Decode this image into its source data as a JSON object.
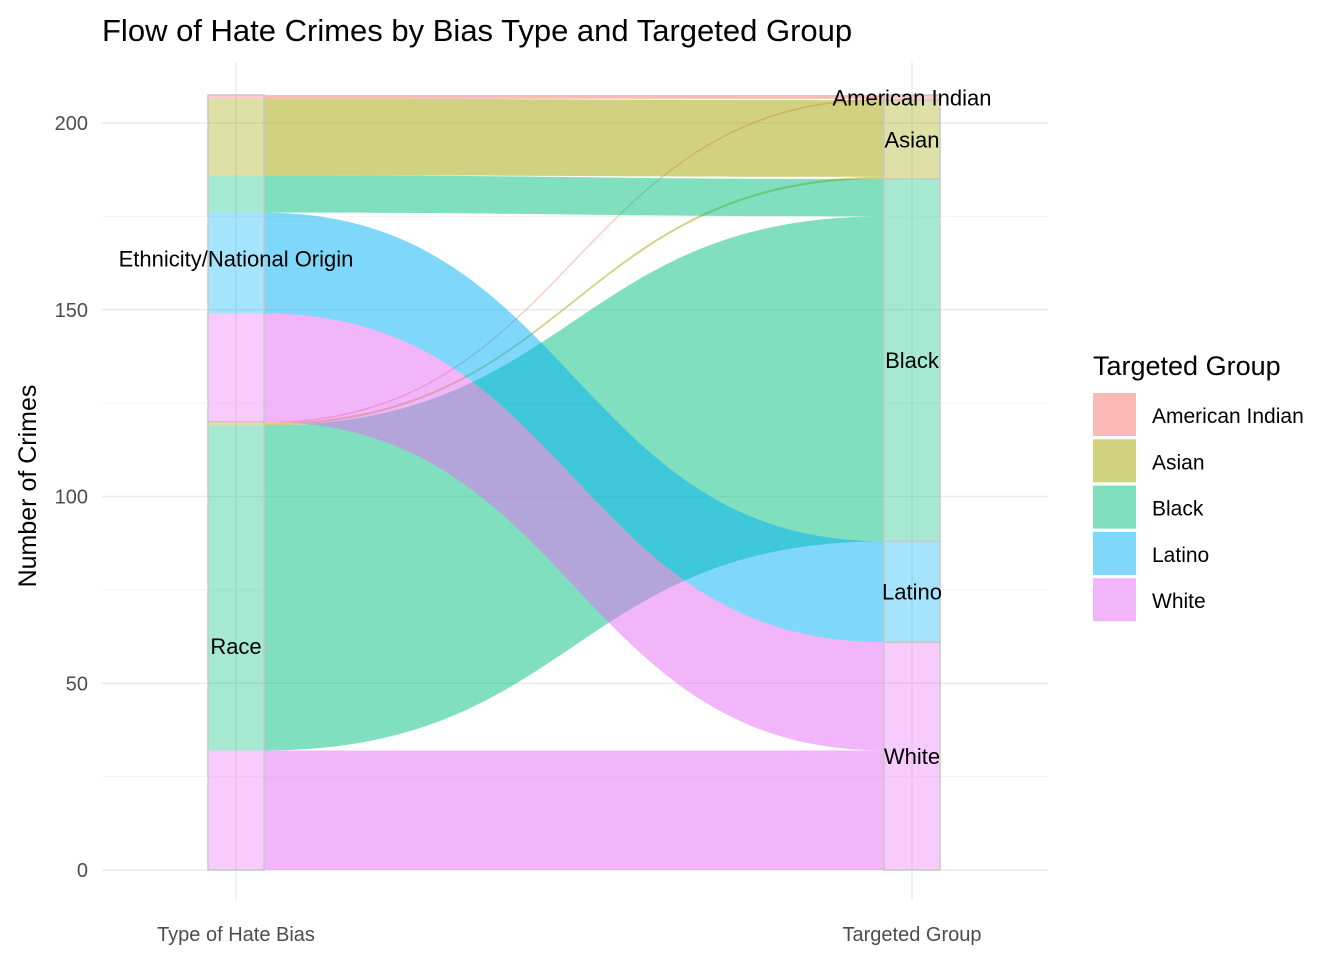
{
  "chart_data": {
    "type": "alluvial",
    "title": "Flow of Hate Crimes by Bias Type and Targeted Group",
    "xlabel": "",
    "ylabel": "Number of Crimes",
    "axes": [
      "Type of Hate Bias",
      "Targeted Group"
    ],
    "y_ticks": [
      0,
      50,
      100,
      150,
      200
    ],
    "ylim": [
      0,
      206
    ],
    "grid": true,
    "legend_title": "Targeted Group",
    "legend_position": "right",
    "fill_alpha": 0.5,
    "colors": {
      "American Indian": "#F8766D",
      "Asian": "#A3A500",
      "Black": "#00BF7D",
      "Latino": "#00B0F6",
      "White": "#E76BF3"
    },
    "bias_types": [
      "Race",
      "Ethnicity/National Origin"
    ],
    "targeted_groups": [
      "White",
      "Latino",
      "Black",
      "Asian",
      "American Indian"
    ],
    "flows": [
      {
        "bias": "Race",
        "group": "White",
        "value": 32
      },
      {
        "bias": "Race",
        "group": "Black",
        "value": 87
      },
      {
        "bias": "Race",
        "group": "Asian",
        "value": 0.6
      },
      {
        "bias": "Race",
        "group": "American Indian",
        "value": 0.4
      },
      {
        "bias": "Ethnicity/National Origin",
        "group": "White",
        "value": 29
      },
      {
        "bias": "Ethnicity/National Origin",
        "group": "Latino",
        "value": 27
      },
      {
        "bias": "Ethnicity/National Origin",
        "group": "Black",
        "value": 10
      },
      {
        "bias": "Ethnicity/National Origin",
        "group": "Asian",
        "value": 20.5
      },
      {
        "bias": "Ethnicity/National Origin",
        "group": "American Indian",
        "value": 1
      }
    ]
  }
}
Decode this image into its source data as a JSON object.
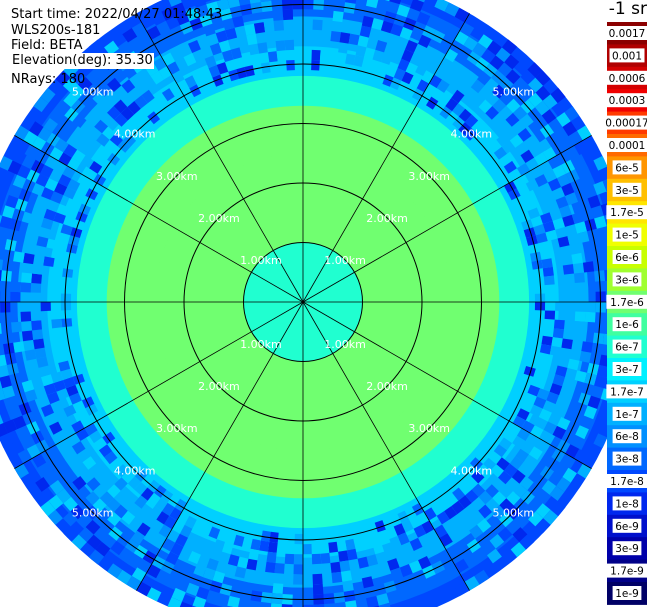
{
  "header": {
    "start_time": "Start time: 2022/04/27 01:48:43",
    "instrument": "WLS200s-181",
    "field": "Field: BETA",
    "elevation": "Elevation(deg): 35.30",
    "nrays": "NRays: 180"
  },
  "colorbar": {
    "units": "-1 sr",
    "labels": [
      "0.0017",
      "0.001",
      "0.0006",
      "0.0003",
      "0.00017",
      "0.0001",
      "6e-5",
      "3e-5",
      "1.7e-5",
      "1e-5",
      "6e-6",
      "3e-6",
      "1.7e-6",
      "1e-6",
      "6e-7",
      "3e-7",
      "1.7e-7",
      "1e-7",
      "6e-8",
      "3e-8",
      "1.7e-8",
      "1e-8",
      "6e-9",
      "3e-9",
      "1.7e-9",
      "1e-9"
    ],
    "colors": [
      "#8b0000",
      "#b00000",
      "#d40000",
      "#f00000",
      "#ff3a00",
      "#ff6a00",
      "#ff9500",
      "#ffbf00",
      "#ffe600",
      "#f0ff00",
      "#c8ff00",
      "#a0ff30",
      "#70ff70",
      "#40ffa0",
      "#20ffd0",
      "#00f0ff",
      "#00d0ff",
      "#00b0ff",
      "#0090ff",
      "#0068ff",
      "#0048ff",
      "#0028ee",
      "#0010cc",
      "#0000aa",
      "#000088",
      "#000066"
    ]
  },
  "chart_data": {
    "type": "ppi",
    "field": "BETA",
    "units": "-1 sr",
    "scale": "log",
    "range_rings_km": [
      1,
      2,
      3,
      4,
      5
    ],
    "ring_labels": [
      "1.00km",
      "2.00km",
      "3.00km",
      "4.00km",
      "5.00km"
    ],
    "spokes_deg": [
      0,
      30,
      60,
      90,
      120,
      150,
      180,
      210,
      240,
      270,
      300,
      330
    ],
    "max_range_km": 5.6,
    "radial_profile": [
      {
        "range_km": 0.0,
        "beta": "6e-7"
      },
      {
        "range_km": 1.0,
        "beta": "1.7e-6"
      },
      {
        "range_km": 2.5,
        "beta": "1.7e-6"
      },
      {
        "range_km": 3.3,
        "beta": "6e-7"
      },
      {
        "range_km": 3.8,
        "beta": "1.7e-7"
      },
      {
        "range_km": 4.3,
        "beta": "1e-7"
      },
      {
        "range_km": 4.8,
        "beta": "3e-8"
      },
      {
        "range_km": 5.3,
        "beta": "1.7e-8"
      }
    ]
  }
}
────────────────
• **The task**: Report every line containing the word "value" from the listing above.

• **Solution**:
        "value": 32
        "value": 87
        "value": 0.6
        "value": 0.4
        "value": 29
        "value": 27
        "value": 10
        "value": 20.5
        "value": 1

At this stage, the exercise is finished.